**Dataset rows:**
***
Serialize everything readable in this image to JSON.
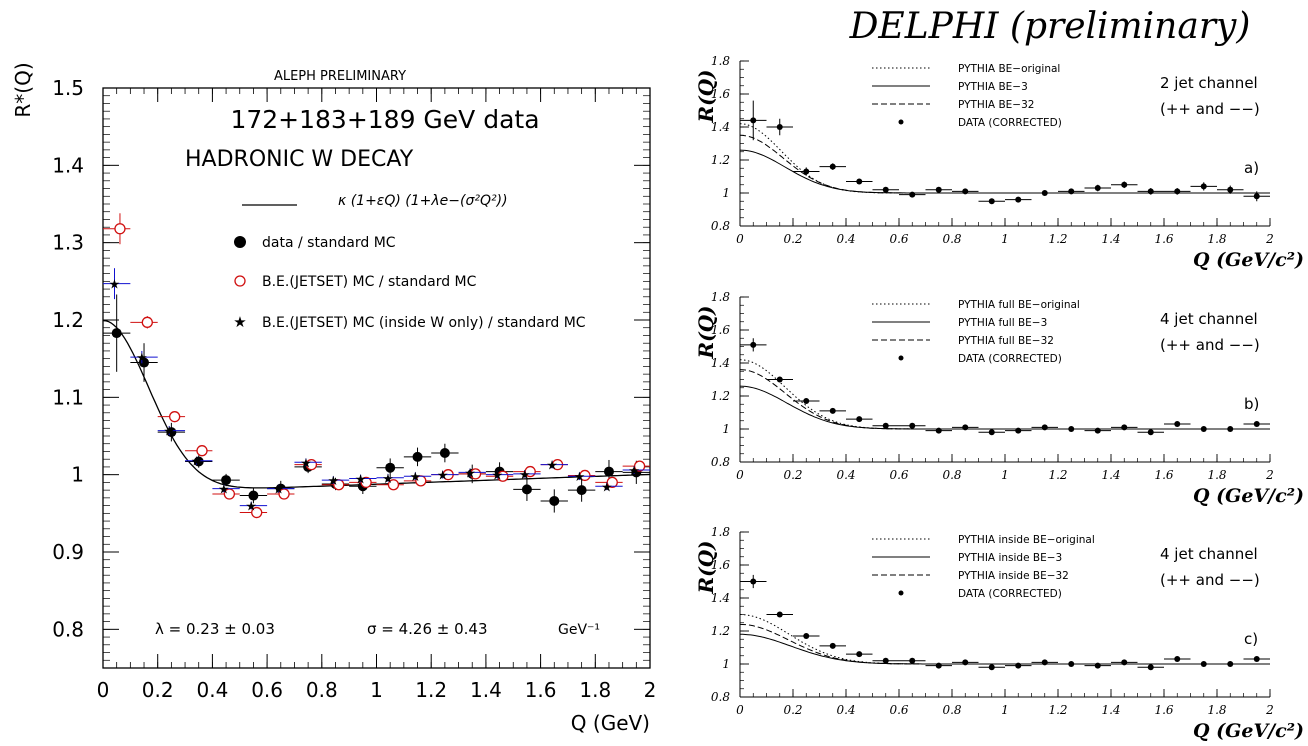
{
  "figure": {
    "delphi_title": "DELPHI (preliminary)"
  },
  "chart_data": [
    {
      "id": "aleph",
      "type": "scatter",
      "title": "ALEPH PRELIMINARY",
      "subtitle_1": "172+183+189 GeV data",
      "subtitle_2": "HADRONIC W DECAY",
      "xlabel": "Q (GeV)",
      "ylabel": "R*(Q)",
      "xlim": [
        0,
        2
      ],
      "ylim": [
        0.75,
        1.5
      ],
      "xticks": [
        "0",
        "0.2",
        "0.4",
        "0.6",
        "0.8",
        "1",
        "1.2",
        "1.4",
        "1.6",
        "1.8",
        "2"
      ],
      "yticks": [
        "0.8",
        "0.9",
        "1",
        "1.1",
        "1.2",
        "1.3",
        "1.4",
        "1.5"
      ],
      "legend": [
        {
          "key": "fit",
          "label": "κ (1+εQ) (1+λe−(σ²Q²))"
        },
        {
          "key": "data",
          "label": "data / standard MC"
        },
        {
          "key": "mc",
          "label": "B.E.(JETSET) MC / standard MC"
        },
        {
          "key": "mcw",
          "label": "B.E.(JETSET) MC (inside W only) / standard MC"
        }
      ],
      "annotations": {
        "lambda": "λ = 0.23   ±  0.03",
        "sigma": "σ = 4.26   ±  0.43",
        "unit": "GeV⁻¹"
      },
      "colors": {
        "data": "#000000",
        "mc": "#d01010",
        "mcw": "#1010d0",
        "fit": "#000000"
      },
      "fit": {
        "kappa": 0.975,
        "epsilon": 0.013,
        "lambda": 0.23,
        "sigma": 4.26
      },
      "series": [
        {
          "name": "data / standard MC",
          "key": "data",
          "x": [
            0.05,
            0.15,
            0.25,
            0.35,
            0.45,
            0.55,
            0.65,
            0.75,
            0.85,
            0.95,
            1.05,
            1.15,
            1.25,
            1.35,
            1.45,
            1.55,
            1.65,
            1.75,
            1.85,
            1.95
          ],
          "y": [
            1.183,
            1.145,
            1.055,
            1.017,
            0.993,
            0.973,
            0.982,
            1.01,
            0.988,
            0.985,
            1.009,
            1.023,
            1.028,
            1.001,
            1.004,
            0.981,
            0.966,
            0.98,
            1.004,
            1.003
          ],
          "yerr": [
            0.05,
            0.025,
            0.012,
            0.008,
            0.008,
            0.01,
            0.01,
            0.008,
            0.008,
            0.01,
            0.012,
            0.012,
            0.012,
            0.012,
            0.012,
            0.015,
            0.015,
            0.015,
            0.015,
            0.015
          ]
        },
        {
          "name": "B.E.(JETSET) MC / standard MC",
          "key": "mc",
          "x": [
            0.05,
            0.15,
            0.25,
            0.35,
            0.45,
            0.55,
            0.65,
            0.75,
            0.85,
            0.95,
            1.05,
            1.15,
            1.25,
            1.35,
            1.45,
            1.55,
            1.65,
            1.75,
            1.85,
            1.95
          ],
          "y": [
            1.318,
            1.197,
            1.075,
            1.031,
            0.975,
            0.951,
            0.975,
            1.013,
            0.987,
            0.99,
            0.987,
            0.992,
            1.0,
            1.001,
            0.998,
            1.004,
            1.013,
            0.999,
            0.99,
            1.011
          ],
          "yerr": [
            0.02,
            0.008,
            0.006,
            0.005,
            0.005,
            0.005,
            0.005,
            0.005,
            0.005,
            0.005,
            0.005,
            0.005,
            0.005,
            0.005,
            0.005,
            0.005,
            0.005,
            0.005,
            0.005,
            0.005
          ]
        },
        {
          "name": "B.E.(JETSET) MC (inside W only) / standard MC",
          "key": "mcw",
          "x": [
            0.05,
            0.15,
            0.25,
            0.35,
            0.45,
            0.55,
            0.65,
            0.75,
            0.85,
            0.95,
            1.05,
            1.15,
            1.25,
            1.35,
            1.45,
            1.55,
            1.65,
            1.75,
            1.85,
            1.95
          ],
          "y": [
            1.247,
            1.152,
            1.057,
            1.018,
            0.982,
            0.96,
            0.982,
            1.016,
            0.993,
            0.995,
            0.996,
            0.998,
            1.0,
            1.003,
            1.0,
            1.001,
            1.013,
            0.998,
            0.985,
            1.006
          ],
          "yerr": [
            0.02,
            0.008,
            0.006,
            0.005,
            0.005,
            0.005,
            0.005,
            0.005,
            0.005,
            0.005,
            0.005,
            0.005,
            0.005,
            0.005,
            0.005,
            0.005,
            0.005,
            0.005,
            0.005,
            0.005
          ]
        }
      ]
    },
    {
      "id": "delphi_a",
      "type": "scatter",
      "xlabel": "Q (GeV/c²)",
      "ylabel": "R(Q)",
      "xlim": [
        0,
        2
      ],
      "ylim": [
        0.8,
        1.8
      ],
      "xticks": [
        "0",
        "0.2",
        "0.4",
        "0.6",
        "0.8",
        "1",
        "1.2",
        "1.4",
        "1.6",
        "1.8",
        "2"
      ],
      "yticks": [
        "0.8",
        "1",
        "1.2",
        "1.4",
        "1.6",
        "1.8"
      ],
      "channel": "2 jet channel",
      "charge": "(++ and −−)",
      "panel_label": "a)",
      "legend": [
        "PYTHIA BE−original",
        "PYTHIA BE−3",
        "PYTHIA BE−32",
        "DATA (CORRECTED)"
      ],
      "curves": [
        {
          "name": "PYTHIA BE−original",
          "style": "dotted",
          "amp": 0.42,
          "w": 0.22
        },
        {
          "name": "PYTHIA BE−3",
          "style": "solid",
          "amp": 0.26,
          "w": 0.24
        },
        {
          "name": "PYTHIA BE−32",
          "style": "dashed",
          "amp": 0.35,
          "w": 0.23
        }
      ],
      "series": [
        {
          "name": "DATA (CORRECTED)",
          "x": [
            0.05,
            0.15,
            0.25,
            0.35,
            0.45,
            0.55,
            0.65,
            0.75,
            0.85,
            0.95,
            1.05,
            1.15,
            1.25,
            1.35,
            1.45,
            1.55,
            1.65,
            1.75,
            1.85,
            1.95
          ],
          "y": [
            1.44,
            1.4,
            1.13,
            1.16,
            1.07,
            1.02,
            0.99,
            1.02,
            1.01,
            0.95,
            0.96,
            1.0,
            1.01,
            1.03,
            1.05,
            1.01,
            1.01,
            1.04,
            1.02,
            0.98
          ],
          "yerr": [
            0.12,
            0.05,
            0.025,
            0.02,
            0.015,
            0.012,
            0.012,
            0.012,
            0.012,
            0.015,
            0.015,
            0.015,
            0.015,
            0.02,
            0.02,
            0.02,
            0.02,
            0.025,
            0.025,
            0.03
          ]
        }
      ]
    },
    {
      "id": "delphi_b",
      "type": "scatter",
      "xlabel": "Q (GeV/c²)",
      "ylabel": "R(Q)",
      "xlim": [
        0,
        2
      ],
      "ylim": [
        0.8,
        1.8
      ],
      "xticks": [
        "0",
        "0.2",
        "0.4",
        "0.6",
        "0.8",
        "1",
        "1.2",
        "1.4",
        "1.6",
        "1.8",
        "2"
      ],
      "yticks": [
        "0.8",
        "1",
        "1.2",
        "1.4",
        "1.6",
        "1.8"
      ],
      "channel": "4 jet channel",
      "charge": "(++ and −−)",
      "panel_label": "b)",
      "legend": [
        "PYTHIA  full BE−original",
        "PYTHIA  full BE−3",
        "PYTHIA  full BE−32",
        "DATA (CORRECTED)"
      ],
      "curves": [
        {
          "name": "PYTHIA  full BE−original",
          "style": "dotted",
          "amp": 0.42,
          "w": 0.24
        },
        {
          "name": "PYTHIA  full BE−3",
          "style": "solid",
          "amp": 0.26,
          "w": 0.25
        },
        {
          "name": "PYTHIA  full BE−32",
          "style": "dashed",
          "amp": 0.36,
          "w": 0.24
        }
      ],
      "series": [
        {
          "name": "DATA (CORRECTED)",
          "x": [
            0.05,
            0.15,
            0.25,
            0.35,
            0.45,
            0.55,
            0.65,
            0.75,
            0.85,
            0.95,
            1.05,
            1.15,
            1.25,
            1.35,
            1.45,
            1.55,
            1.65,
            1.75,
            1.85,
            1.95
          ],
          "y": [
            1.51,
            1.3,
            1.17,
            1.11,
            1.06,
            1.02,
            1.02,
            0.99,
            1.01,
            0.98,
            0.99,
            1.01,
            1.0,
            0.99,
            1.01,
            0.98,
            1.03,
            1.0,
            1.0,
            1.03
          ],
          "yerr": [
            0.04,
            0.015,
            0.01,
            0.01,
            0.008,
            0.008,
            0.008,
            0.008,
            0.008,
            0.008,
            0.008,
            0.008,
            0.008,
            0.008,
            0.008,
            0.008,
            0.008,
            0.008,
            0.008,
            0.008
          ]
        }
      ]
    },
    {
      "id": "delphi_c",
      "type": "scatter",
      "xlabel": "Q (GeV/c²)",
      "ylabel": "R(Q)",
      "xlim": [
        0,
        2
      ],
      "ylim": [
        0.8,
        1.8
      ],
      "xticks": [
        "0",
        "0.2",
        "0.4",
        "0.6",
        "0.8",
        "1",
        "1.2",
        "1.4",
        "1.6",
        "1.8",
        "2"
      ],
      "yticks": [
        "0.8",
        "1",
        "1.2",
        "1.4",
        "1.6",
        "1.8"
      ],
      "channel": "4 jet channel",
      "charge": "(++ and −−)",
      "panel_label": "c)",
      "legend": [
        "PYTHIA  inside BE−original",
        "PYTHIA  inside BE−3",
        "PYTHIA  inside BE−32",
        "DATA (CORRECTED)"
      ],
      "curves": [
        {
          "name": "PYTHIA  inside BE−original",
          "style": "dotted",
          "amp": 0.3,
          "w": 0.26
        },
        {
          "name": "PYTHIA  inside BE−3",
          "style": "solid",
          "amp": 0.18,
          "w": 0.27
        },
        {
          "name": "PYTHIA  inside BE−32",
          "style": "dashed",
          "amp": 0.24,
          "w": 0.26
        }
      ],
      "series": [
        {
          "name": "DATA (CORRECTED)",
          "x": [
            0.05,
            0.15,
            0.25,
            0.35,
            0.45,
            0.55,
            0.65,
            0.75,
            0.85,
            0.95,
            1.05,
            1.15,
            1.25,
            1.35,
            1.45,
            1.55,
            1.65,
            1.75,
            1.85,
            1.95
          ],
          "y": [
            1.5,
            1.3,
            1.17,
            1.11,
            1.06,
            1.02,
            1.02,
            0.99,
            1.01,
            0.98,
            0.99,
            1.01,
            1.0,
            0.99,
            1.01,
            0.98,
            1.03,
            1.0,
            1.0,
            1.03
          ],
          "yerr": [
            0.04,
            0.015,
            0.01,
            0.01,
            0.008,
            0.008,
            0.008,
            0.008,
            0.008,
            0.008,
            0.008,
            0.008,
            0.008,
            0.008,
            0.008,
            0.008,
            0.008,
            0.008,
            0.008,
            0.008
          ]
        }
      ]
    }
  ]
}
***
**Aim:** Show every line from the entries above in which the word "inside" appears.

**Reply:**
          "label": "B.E.(JETSET) MC (inside W only) / standard MC"
          "name": "B.E.(JETSET) MC (inside W only) / standard MC",
        "PYTHIA  inside BE−original",
        "PYTHIA  inside BE−3",
        "PYTHIA  inside BE−32",
          "name": "PYTHIA  inside BE−original",
          "name": "PYTHIA  inside BE−3",
          "name": "PYTHIA  inside BE−32",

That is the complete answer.